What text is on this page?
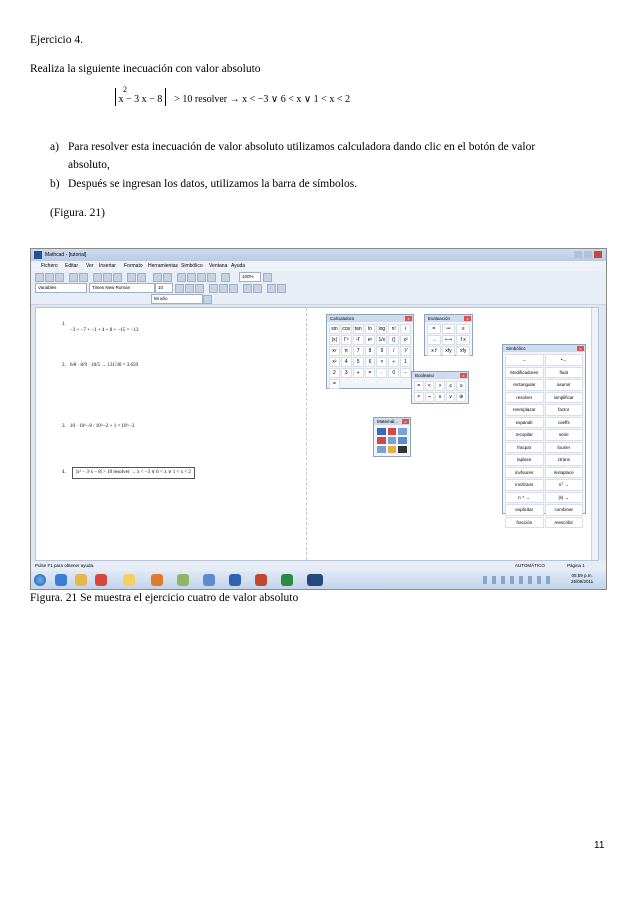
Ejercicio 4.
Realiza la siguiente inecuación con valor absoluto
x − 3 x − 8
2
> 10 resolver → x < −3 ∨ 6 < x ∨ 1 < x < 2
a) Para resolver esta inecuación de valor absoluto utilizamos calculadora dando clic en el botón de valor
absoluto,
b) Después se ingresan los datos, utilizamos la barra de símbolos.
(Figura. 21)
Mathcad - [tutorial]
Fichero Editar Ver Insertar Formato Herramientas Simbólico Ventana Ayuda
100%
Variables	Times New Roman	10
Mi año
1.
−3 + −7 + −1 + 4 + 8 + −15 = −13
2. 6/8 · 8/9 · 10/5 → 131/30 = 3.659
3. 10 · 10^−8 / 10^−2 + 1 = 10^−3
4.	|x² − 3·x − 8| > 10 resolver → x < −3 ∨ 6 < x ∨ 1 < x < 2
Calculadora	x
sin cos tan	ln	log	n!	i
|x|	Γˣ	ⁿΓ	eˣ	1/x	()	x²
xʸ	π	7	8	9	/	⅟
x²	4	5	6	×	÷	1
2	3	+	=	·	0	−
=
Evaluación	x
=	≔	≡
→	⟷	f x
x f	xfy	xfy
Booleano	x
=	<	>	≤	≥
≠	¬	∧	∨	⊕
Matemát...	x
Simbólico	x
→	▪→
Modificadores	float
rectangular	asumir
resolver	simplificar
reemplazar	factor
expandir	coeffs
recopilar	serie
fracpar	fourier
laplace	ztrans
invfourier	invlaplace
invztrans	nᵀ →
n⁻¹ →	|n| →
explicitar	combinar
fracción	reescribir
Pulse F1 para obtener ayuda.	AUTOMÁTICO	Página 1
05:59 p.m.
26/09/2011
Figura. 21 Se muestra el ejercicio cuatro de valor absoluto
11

-- Given task --
Reproduce the material word for word, minus the images.

-- Task answer --
What text is on this page?
Ejercicio 4.
Realiza la siguiente inecuación con valor absoluto
x − 3 x − 8
2
> 10 resolver → x < −3 ∨ 6 < x ∨ 1 < x < 2
a) Para resolver esta inecuación de valor absoluto utilizamos calculadora dando clic en el botón de valor
absoluto,
b) Después se ingresan los datos, utilizamos la barra de símbolos.
(Figura. 21)
Mathcad - [tutorial]
Fichero Editar Ver Insertar Formato Herramientas Simbólico Ventana Ayuda
100%
Variables	Times New Roman	10
Mi año
1.
−3 + −7 + −1 + 4 + 8 + −15 = −13
2. 6/8 · 8/9 · 10/5 → 131/30 = 3.659
3. 10 · 10^−8 / 10^−2 + 1 = 10^−3
4.	|x² − 3·x − 8| > 10 resolver → x < −3 ∨ 6 < x ∨ 1 < x < 2
Calculadora	x
sin cos tan	ln	log	n!	i
|x|	Γˣ	ⁿΓ	eˣ	1/x	()	x²
xʸ	π	7	8	9	/	⅟
x²	4	5	6	×	÷	1
2	3	+	=	·	0	−
=
Evaluación	x
=	≔	≡
→	⟷	f x
x f	xfy	xfy
Booleano	x
=	<	>	≤	≥
≠	¬	∧	∨	⊕
Matemát...	x
Simbólico	x
→	▪→
Modificadores	float
rectangular	asumir
resolver	simplificar
reemplazar	factor
expandir	coeffs
recopilar	serie
fracpar	fourier
laplace	ztrans
invfourier	invlaplace
invztrans	nᵀ →
n⁻¹ →	|n| →
explicitar	combinar
fracción	reescribir
Pulse F1 para obtener ayuda.	AUTOMÁTICO	Página 1
05:59 p.m.
26/09/2011
Figura. 21 Se muestra el ejercicio cuatro de valor absoluto
11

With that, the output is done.